* start *

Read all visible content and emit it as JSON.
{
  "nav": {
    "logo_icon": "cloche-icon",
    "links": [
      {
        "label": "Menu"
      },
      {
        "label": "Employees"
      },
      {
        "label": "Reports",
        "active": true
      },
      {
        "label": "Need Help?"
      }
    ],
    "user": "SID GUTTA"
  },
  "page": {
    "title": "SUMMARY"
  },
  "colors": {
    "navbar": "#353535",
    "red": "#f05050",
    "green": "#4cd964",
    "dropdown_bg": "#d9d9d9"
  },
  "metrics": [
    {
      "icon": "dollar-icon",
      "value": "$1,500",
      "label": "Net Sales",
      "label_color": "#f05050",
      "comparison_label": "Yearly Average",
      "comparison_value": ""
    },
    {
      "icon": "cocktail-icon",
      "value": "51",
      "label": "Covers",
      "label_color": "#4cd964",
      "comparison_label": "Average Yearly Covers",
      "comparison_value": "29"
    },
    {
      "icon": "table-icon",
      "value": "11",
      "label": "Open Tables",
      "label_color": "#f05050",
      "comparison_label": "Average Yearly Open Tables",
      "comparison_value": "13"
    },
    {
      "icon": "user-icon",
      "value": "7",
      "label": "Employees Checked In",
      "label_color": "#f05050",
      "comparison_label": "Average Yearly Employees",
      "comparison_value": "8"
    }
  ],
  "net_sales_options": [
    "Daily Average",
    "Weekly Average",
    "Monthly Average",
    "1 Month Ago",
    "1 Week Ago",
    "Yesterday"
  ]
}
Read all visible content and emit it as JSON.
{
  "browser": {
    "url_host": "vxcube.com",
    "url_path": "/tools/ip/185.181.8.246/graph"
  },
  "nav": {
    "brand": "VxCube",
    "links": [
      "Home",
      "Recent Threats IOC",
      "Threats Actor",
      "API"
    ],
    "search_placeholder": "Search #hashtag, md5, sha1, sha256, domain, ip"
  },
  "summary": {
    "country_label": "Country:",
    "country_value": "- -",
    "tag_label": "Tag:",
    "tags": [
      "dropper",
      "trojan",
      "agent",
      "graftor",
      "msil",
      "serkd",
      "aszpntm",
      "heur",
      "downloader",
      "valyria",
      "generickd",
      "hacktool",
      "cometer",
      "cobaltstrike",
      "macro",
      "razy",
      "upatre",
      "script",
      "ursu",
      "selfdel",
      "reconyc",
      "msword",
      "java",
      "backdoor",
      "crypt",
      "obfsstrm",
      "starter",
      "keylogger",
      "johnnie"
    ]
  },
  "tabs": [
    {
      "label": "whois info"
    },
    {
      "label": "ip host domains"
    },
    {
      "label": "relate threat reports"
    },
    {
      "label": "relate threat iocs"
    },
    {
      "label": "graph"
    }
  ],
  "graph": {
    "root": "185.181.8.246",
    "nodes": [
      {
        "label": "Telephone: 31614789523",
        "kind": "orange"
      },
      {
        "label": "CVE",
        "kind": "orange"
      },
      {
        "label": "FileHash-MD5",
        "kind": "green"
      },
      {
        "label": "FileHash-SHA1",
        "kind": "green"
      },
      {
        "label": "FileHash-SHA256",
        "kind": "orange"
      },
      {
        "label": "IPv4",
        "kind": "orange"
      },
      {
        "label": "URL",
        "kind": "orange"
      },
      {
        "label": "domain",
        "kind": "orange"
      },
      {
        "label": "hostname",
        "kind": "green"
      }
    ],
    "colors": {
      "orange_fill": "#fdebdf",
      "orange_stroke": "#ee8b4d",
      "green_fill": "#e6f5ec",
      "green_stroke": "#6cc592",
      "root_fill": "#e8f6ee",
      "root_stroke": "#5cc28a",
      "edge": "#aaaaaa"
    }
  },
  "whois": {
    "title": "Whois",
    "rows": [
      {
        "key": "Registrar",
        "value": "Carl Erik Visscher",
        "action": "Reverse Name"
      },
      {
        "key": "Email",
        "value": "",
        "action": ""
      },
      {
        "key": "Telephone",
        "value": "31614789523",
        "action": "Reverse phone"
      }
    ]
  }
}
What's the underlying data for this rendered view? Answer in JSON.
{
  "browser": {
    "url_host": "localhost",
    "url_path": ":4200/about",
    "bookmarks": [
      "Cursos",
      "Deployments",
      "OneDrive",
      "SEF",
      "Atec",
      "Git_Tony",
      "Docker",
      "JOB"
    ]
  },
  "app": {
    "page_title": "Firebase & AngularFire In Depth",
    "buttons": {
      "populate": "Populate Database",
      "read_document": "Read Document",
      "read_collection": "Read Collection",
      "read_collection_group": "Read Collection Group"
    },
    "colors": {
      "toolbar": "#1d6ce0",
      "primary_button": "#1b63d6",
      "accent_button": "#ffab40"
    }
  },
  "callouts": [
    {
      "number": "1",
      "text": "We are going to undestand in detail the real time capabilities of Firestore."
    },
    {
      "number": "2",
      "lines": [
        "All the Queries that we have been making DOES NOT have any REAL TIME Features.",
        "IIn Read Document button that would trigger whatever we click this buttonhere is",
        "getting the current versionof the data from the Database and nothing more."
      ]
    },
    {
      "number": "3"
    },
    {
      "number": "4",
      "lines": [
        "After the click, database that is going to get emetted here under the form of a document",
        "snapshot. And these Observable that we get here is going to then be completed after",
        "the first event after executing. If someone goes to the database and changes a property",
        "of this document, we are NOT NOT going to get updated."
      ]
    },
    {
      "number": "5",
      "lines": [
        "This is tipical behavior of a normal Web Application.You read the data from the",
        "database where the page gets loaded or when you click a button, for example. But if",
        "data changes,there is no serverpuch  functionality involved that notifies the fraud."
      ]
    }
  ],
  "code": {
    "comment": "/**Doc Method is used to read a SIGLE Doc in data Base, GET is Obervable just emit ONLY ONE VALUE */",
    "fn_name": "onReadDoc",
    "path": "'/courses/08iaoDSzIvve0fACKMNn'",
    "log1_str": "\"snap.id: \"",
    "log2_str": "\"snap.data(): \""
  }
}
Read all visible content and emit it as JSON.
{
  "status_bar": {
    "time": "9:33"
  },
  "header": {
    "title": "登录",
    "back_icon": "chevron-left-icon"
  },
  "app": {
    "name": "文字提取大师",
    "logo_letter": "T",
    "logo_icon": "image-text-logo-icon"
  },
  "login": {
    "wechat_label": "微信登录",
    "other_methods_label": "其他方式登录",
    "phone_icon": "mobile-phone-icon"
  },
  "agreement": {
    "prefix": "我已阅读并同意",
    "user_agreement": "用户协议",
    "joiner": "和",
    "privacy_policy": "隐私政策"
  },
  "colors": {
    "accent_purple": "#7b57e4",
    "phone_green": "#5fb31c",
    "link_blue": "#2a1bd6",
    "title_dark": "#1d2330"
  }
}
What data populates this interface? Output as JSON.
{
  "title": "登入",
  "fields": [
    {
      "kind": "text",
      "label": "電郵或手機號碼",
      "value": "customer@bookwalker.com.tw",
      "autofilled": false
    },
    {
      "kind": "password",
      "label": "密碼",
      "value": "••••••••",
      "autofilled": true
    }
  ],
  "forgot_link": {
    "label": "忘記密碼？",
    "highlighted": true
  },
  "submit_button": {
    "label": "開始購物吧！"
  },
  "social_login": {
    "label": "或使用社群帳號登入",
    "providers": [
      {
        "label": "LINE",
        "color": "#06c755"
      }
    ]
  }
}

* end *

### What is asked
Copy out every line holding the string "Telephone".

### Result of the exercise
        "label": "Telephone: 31614789523",
        "key": "Telephone",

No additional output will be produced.